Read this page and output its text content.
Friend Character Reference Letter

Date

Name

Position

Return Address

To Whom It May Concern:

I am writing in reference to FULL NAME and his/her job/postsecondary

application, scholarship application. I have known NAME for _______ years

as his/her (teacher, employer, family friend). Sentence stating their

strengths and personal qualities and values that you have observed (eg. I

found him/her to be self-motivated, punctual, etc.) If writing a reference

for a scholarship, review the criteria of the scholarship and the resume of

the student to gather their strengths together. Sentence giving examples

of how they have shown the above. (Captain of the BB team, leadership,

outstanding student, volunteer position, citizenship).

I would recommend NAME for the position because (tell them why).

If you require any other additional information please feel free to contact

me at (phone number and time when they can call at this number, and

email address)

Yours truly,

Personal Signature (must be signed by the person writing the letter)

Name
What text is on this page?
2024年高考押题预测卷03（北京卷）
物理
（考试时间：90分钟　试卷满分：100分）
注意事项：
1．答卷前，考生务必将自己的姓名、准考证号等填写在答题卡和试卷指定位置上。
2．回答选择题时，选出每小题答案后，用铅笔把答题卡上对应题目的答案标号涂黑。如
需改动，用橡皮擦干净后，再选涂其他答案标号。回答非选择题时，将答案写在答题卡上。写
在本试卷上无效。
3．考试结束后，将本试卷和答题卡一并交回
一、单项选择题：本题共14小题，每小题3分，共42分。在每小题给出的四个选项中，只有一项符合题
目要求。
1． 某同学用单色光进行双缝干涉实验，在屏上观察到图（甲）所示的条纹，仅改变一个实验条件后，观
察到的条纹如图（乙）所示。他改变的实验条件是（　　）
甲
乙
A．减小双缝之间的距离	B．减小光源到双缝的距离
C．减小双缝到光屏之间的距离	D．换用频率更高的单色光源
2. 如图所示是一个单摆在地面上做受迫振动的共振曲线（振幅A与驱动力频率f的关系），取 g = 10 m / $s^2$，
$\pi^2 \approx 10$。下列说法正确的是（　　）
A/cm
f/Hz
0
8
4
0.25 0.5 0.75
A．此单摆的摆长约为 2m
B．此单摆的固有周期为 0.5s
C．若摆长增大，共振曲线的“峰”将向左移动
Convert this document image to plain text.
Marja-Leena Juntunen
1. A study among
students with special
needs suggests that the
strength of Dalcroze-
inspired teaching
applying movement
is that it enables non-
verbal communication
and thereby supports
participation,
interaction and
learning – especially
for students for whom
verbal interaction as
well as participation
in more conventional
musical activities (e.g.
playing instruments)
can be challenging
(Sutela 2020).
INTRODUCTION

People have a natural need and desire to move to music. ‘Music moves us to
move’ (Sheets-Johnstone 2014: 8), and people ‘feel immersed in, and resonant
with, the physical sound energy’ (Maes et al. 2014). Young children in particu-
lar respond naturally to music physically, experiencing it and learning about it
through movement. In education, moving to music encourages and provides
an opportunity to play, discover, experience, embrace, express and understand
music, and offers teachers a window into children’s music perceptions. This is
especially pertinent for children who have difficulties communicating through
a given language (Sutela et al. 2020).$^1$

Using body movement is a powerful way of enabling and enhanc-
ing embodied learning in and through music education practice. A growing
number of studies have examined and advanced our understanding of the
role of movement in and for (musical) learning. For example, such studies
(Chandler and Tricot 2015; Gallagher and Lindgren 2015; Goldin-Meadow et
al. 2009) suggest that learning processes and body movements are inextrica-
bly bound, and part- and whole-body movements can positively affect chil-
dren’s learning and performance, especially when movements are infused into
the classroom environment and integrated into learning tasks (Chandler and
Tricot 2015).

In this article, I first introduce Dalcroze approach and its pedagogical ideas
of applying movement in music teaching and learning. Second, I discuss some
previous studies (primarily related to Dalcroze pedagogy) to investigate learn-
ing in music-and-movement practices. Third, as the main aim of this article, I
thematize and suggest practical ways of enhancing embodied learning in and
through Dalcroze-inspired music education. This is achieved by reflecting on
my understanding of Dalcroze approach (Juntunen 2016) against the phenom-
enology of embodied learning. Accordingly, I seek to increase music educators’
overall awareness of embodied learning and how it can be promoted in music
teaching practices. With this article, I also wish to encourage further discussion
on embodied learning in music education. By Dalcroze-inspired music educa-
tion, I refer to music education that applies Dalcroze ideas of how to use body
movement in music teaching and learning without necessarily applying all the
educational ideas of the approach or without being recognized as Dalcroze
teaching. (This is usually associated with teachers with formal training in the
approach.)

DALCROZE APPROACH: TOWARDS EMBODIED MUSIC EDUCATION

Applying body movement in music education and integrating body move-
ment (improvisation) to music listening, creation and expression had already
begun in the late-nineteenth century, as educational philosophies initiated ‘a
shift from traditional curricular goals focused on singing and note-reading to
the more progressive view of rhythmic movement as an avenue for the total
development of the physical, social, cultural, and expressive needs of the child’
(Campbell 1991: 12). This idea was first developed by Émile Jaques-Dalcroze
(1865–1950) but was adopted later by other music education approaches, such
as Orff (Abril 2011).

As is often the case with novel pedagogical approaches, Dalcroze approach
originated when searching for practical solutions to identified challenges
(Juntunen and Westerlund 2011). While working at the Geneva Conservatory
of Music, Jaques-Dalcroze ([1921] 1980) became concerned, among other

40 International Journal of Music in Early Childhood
━━━━━━━━
**EXERCISE PROMPT**
Select every line where the word "article" occurs.

**SOLUTION TO THE PROBLEM**
In this article, I first introduce Dalcroze approach and its pedagogical ideas
ing in music-and-movement practices. Third, as the main aim of this article, I
teaching practices. With this article, I also wish to encourage further discussion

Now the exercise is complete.